## [WHAT THE TASK ASKS]
Where a line contains the string "không", copy that line.

## [INPUT RECORDS]
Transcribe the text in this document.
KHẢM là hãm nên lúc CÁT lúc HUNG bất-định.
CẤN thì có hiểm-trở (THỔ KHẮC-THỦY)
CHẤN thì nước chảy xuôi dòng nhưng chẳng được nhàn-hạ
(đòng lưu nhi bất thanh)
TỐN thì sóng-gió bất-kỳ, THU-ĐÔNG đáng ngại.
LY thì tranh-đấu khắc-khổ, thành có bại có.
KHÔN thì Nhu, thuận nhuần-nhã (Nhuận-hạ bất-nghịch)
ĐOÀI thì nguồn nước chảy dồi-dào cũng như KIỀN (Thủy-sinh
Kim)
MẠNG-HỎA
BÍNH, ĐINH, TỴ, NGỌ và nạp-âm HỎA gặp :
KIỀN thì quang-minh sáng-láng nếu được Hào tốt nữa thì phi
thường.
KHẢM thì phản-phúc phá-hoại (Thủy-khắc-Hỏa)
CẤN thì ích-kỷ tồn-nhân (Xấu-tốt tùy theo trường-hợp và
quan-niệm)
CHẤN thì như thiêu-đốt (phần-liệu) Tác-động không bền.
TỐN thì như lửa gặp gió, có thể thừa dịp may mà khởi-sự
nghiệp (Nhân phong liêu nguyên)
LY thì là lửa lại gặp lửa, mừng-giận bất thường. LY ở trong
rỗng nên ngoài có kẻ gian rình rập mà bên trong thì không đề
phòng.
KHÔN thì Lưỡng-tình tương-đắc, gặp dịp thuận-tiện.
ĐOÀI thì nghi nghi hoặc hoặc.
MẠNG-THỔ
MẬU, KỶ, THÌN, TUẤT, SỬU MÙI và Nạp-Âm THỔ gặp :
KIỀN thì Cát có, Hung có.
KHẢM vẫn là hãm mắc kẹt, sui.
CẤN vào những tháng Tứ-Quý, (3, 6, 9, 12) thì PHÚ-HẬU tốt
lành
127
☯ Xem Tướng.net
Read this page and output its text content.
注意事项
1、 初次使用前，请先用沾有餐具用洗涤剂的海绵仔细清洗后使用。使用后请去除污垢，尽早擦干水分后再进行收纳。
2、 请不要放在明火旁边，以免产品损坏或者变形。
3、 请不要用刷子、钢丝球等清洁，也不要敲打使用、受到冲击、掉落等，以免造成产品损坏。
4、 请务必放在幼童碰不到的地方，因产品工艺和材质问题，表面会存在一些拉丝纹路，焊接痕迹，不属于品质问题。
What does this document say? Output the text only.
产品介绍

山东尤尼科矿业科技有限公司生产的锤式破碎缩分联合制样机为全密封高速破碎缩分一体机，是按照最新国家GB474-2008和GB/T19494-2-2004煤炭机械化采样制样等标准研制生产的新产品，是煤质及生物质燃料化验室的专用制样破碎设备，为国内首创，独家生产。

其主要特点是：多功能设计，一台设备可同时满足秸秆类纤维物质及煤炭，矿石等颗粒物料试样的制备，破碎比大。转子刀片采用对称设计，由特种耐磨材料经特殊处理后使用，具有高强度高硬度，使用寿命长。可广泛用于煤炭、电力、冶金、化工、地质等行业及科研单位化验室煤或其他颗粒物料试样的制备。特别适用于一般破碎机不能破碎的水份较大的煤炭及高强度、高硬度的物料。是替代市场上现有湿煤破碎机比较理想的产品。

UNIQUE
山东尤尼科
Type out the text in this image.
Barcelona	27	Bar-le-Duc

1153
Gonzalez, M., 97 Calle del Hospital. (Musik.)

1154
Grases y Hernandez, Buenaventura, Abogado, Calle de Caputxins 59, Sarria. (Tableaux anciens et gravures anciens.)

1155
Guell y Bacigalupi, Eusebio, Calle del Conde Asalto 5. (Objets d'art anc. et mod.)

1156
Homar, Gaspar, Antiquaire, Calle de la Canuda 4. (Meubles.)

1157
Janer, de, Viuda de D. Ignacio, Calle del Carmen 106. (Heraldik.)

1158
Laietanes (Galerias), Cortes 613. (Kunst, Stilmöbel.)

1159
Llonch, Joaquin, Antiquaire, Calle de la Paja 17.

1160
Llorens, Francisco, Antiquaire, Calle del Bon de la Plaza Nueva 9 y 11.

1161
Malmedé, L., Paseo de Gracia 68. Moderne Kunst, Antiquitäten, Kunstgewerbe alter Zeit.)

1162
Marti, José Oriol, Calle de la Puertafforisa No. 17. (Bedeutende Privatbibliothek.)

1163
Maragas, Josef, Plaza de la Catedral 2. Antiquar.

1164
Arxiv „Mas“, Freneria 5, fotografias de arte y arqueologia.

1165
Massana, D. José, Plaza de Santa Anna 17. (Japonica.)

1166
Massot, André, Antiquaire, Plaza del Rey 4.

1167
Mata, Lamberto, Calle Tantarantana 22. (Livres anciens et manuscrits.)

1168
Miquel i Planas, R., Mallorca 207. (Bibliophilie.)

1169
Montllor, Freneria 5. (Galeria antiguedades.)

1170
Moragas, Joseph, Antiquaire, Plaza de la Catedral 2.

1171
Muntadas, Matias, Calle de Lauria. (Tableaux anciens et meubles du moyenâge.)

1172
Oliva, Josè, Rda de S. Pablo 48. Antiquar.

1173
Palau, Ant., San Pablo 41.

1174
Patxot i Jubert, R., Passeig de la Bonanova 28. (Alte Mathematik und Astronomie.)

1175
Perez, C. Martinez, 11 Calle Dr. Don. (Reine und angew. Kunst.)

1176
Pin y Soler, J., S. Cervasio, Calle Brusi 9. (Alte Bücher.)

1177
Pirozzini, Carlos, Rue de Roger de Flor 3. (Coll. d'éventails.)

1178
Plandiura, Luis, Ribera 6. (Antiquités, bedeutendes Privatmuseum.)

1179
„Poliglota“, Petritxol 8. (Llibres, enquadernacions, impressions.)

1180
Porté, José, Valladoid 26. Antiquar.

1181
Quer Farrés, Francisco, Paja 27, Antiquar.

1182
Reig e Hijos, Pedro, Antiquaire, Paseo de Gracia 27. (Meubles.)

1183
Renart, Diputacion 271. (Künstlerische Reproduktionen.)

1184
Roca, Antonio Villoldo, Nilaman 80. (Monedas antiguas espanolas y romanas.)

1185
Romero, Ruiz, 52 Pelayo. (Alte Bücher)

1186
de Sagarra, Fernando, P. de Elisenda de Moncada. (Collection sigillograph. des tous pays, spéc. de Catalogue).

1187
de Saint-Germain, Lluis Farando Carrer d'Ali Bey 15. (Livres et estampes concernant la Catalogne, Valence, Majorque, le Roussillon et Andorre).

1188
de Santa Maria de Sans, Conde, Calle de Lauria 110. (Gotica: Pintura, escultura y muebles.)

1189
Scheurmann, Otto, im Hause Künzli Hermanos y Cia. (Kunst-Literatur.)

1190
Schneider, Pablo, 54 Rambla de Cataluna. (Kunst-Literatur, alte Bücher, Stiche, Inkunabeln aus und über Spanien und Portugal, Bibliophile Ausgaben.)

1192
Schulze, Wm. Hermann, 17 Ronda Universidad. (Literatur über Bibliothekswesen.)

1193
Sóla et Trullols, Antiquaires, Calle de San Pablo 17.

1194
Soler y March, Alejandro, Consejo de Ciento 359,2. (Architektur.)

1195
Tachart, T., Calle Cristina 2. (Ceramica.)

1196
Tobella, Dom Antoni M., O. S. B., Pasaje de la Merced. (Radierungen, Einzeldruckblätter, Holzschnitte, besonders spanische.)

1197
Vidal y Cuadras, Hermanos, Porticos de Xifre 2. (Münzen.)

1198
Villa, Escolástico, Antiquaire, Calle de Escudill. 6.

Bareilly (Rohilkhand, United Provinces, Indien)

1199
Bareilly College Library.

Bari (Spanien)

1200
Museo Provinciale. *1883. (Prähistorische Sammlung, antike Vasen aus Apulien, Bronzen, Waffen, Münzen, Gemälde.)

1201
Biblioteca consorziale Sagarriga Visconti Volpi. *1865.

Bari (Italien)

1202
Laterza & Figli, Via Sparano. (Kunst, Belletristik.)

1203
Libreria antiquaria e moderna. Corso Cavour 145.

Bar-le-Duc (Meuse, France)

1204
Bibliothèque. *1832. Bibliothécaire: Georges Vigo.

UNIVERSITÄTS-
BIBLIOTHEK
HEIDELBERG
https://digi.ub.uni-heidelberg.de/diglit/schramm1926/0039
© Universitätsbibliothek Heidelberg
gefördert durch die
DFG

## [IN RESPONSE]
CHẤN thì như thiêu-đốt (phần-liệu) Tác-động không bền.
rỗng nên ngoài có kẻ gian rình rập mà bên trong thì không đề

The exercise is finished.